- _Given exercise_
Scan the data that follows and count the lines with the string "document"; answer with the count alone.

- _Dataset items_
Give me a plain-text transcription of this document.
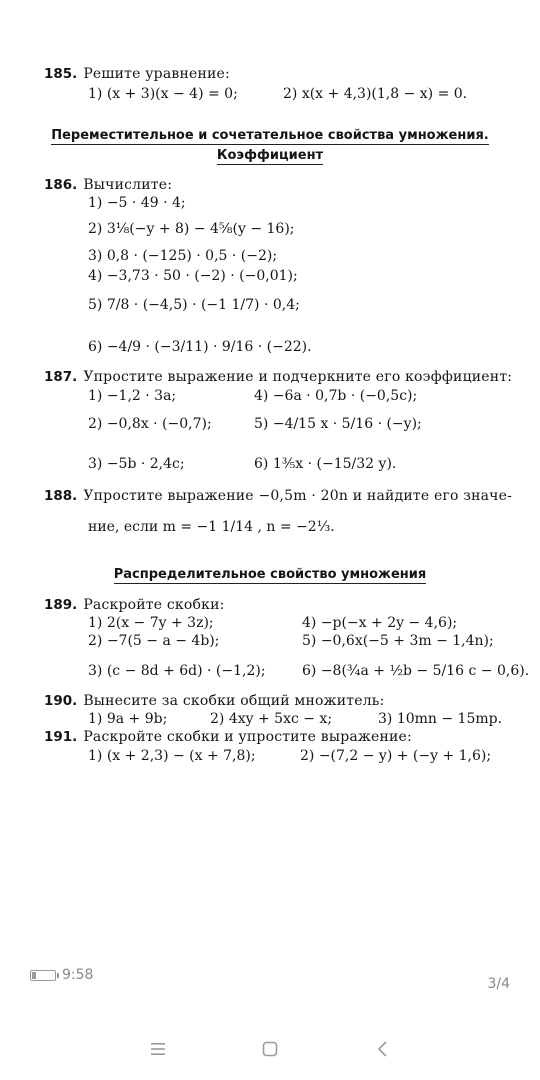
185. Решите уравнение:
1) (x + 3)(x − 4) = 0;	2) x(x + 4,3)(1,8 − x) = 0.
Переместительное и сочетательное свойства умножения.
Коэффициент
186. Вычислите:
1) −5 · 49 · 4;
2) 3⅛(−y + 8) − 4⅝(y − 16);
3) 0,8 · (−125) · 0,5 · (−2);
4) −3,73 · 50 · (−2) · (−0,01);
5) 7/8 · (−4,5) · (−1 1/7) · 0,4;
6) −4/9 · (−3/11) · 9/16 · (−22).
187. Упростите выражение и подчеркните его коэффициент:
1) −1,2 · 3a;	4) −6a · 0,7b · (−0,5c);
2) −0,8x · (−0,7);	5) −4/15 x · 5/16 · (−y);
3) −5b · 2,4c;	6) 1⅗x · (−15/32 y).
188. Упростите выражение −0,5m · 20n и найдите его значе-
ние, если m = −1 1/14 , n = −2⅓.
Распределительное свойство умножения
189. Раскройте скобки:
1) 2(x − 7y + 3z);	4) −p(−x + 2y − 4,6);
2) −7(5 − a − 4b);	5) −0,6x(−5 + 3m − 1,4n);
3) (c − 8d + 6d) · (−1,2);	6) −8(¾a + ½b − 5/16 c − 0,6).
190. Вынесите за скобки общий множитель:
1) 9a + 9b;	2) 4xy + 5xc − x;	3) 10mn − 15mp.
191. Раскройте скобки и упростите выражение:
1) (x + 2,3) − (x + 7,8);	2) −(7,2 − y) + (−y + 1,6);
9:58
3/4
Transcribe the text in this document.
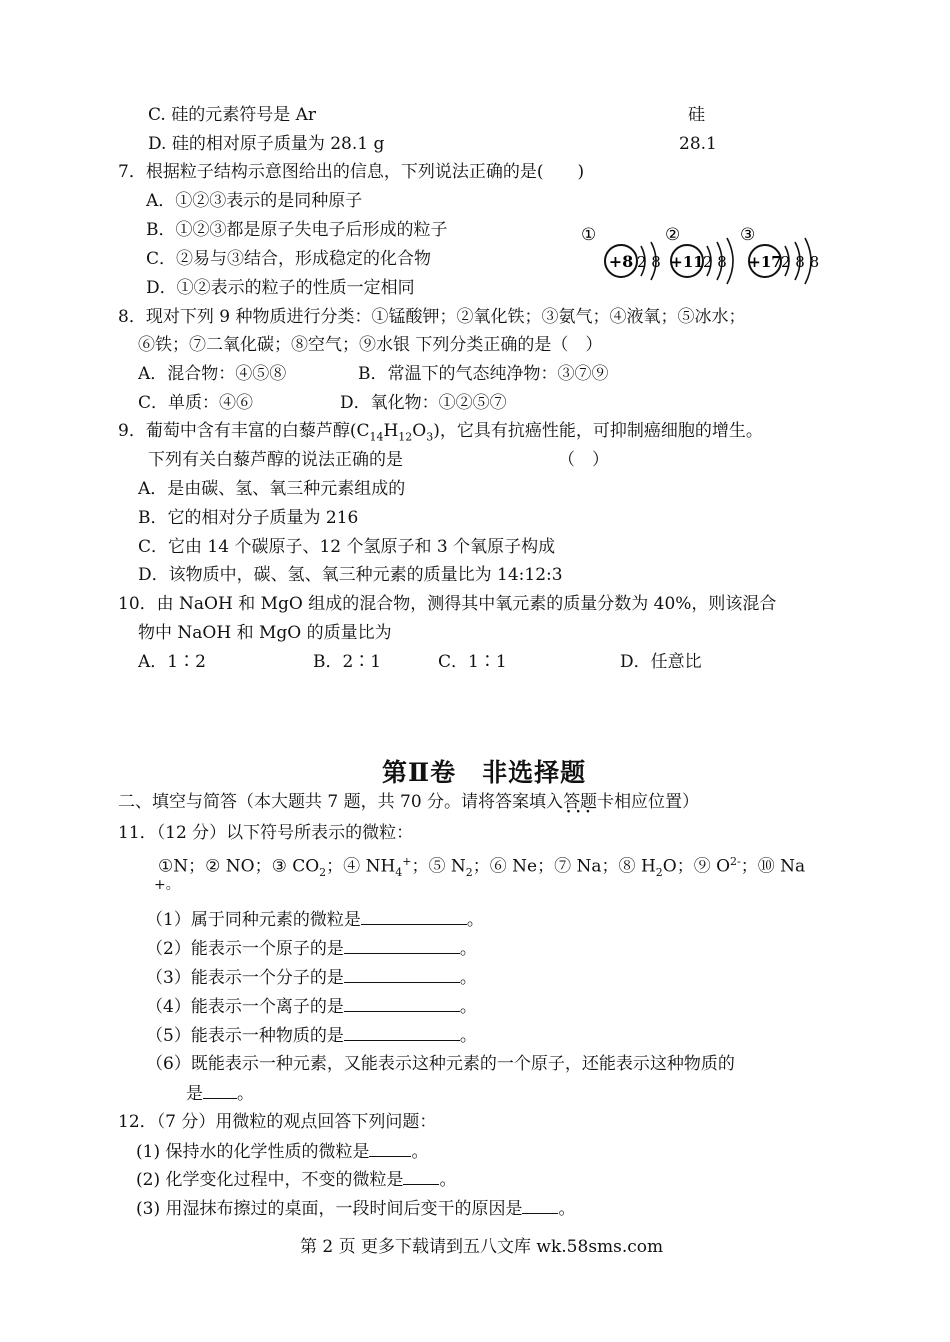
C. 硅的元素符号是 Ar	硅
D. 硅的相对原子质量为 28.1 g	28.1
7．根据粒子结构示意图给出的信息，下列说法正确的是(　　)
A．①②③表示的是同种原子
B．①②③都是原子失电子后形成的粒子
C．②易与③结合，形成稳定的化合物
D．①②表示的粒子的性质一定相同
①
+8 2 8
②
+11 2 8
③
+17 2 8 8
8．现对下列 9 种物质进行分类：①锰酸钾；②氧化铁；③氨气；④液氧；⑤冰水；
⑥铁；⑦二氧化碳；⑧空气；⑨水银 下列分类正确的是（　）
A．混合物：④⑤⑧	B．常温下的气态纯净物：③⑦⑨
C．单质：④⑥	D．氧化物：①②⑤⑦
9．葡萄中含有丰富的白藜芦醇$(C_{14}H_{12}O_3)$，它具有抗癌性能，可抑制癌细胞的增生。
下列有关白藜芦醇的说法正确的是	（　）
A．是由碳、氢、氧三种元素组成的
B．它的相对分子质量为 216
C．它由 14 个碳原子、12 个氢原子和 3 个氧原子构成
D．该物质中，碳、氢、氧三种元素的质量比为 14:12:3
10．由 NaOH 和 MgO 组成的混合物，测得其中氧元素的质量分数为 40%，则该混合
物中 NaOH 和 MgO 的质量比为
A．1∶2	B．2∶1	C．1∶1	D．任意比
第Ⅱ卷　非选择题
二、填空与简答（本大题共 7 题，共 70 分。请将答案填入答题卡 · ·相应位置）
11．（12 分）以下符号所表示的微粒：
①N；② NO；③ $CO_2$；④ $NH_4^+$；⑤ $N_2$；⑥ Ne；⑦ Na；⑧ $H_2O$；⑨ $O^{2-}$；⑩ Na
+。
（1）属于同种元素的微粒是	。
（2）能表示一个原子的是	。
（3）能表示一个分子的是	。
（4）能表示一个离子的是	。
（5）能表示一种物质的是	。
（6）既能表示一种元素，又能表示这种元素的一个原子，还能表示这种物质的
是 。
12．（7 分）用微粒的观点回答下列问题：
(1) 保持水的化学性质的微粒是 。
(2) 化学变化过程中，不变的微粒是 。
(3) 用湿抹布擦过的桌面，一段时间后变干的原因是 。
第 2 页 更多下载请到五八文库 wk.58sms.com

- _Result_
2